Available data
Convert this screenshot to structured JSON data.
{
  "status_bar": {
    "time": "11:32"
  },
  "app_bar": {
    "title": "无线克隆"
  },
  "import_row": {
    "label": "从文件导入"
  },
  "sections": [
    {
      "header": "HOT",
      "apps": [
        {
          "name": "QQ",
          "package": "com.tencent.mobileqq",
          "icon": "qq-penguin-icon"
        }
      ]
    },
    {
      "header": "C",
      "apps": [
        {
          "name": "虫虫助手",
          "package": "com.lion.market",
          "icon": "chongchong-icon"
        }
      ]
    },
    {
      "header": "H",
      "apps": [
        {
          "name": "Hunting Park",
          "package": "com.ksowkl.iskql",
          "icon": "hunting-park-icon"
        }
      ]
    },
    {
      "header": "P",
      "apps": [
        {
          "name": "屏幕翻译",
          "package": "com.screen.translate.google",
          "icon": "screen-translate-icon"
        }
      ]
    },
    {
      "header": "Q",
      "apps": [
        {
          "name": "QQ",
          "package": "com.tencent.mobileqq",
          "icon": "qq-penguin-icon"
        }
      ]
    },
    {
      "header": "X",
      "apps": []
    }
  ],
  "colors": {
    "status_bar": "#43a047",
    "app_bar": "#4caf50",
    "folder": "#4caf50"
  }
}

Task description
Extract the entries above verbatim.

Written reply
Convert this screenshot to structured JSON data.
{
  "status_bar": {
    "time": "11:32"
  },
  "app_bar": {
    "title": "无线克隆"
  },
  "import_row": {
    "label": "从文件导入"
  },
  "sections": [
    {
      "header": "HOT",
      "apps": [
        {
          "name": "QQ",
          "package": "com.tencent.mobileqq",
          "icon": "qq-penguin-icon"
        }
      ]
    },
    {
      "header": "C",
      "apps": [
        {
          "name": "虫虫助手",
          "package": "com.lion.market",
          "icon": "chongchong-icon"
        }
      ]
    },
    {
      "header": "H",
      "apps": [
        {
          "name": "Hunting Park",
          "package": "com.ksowkl.iskql",
          "icon": "hunting-park-icon"
        }
      ]
    },
    {
      "header": "P",
      "apps": [
        {
          "name": "屏幕翻译",
          "package": "com.screen.translate.google",
          "icon": "screen-translate-icon"
        }
      ]
    },
    {
      "header": "Q",
      "apps": [
        {
          "name": "QQ",
          "package": "com.tencent.mobileqq",
          "icon": "qq-penguin-icon"
        }
      ]
    },
    {
      "header": "X",
      "apps": []
    }
  ],
  "colors": {
    "status_bar": "#43a047",
    "app_bar": "#4caf50",
    "folder": "#4caf50"
  }
}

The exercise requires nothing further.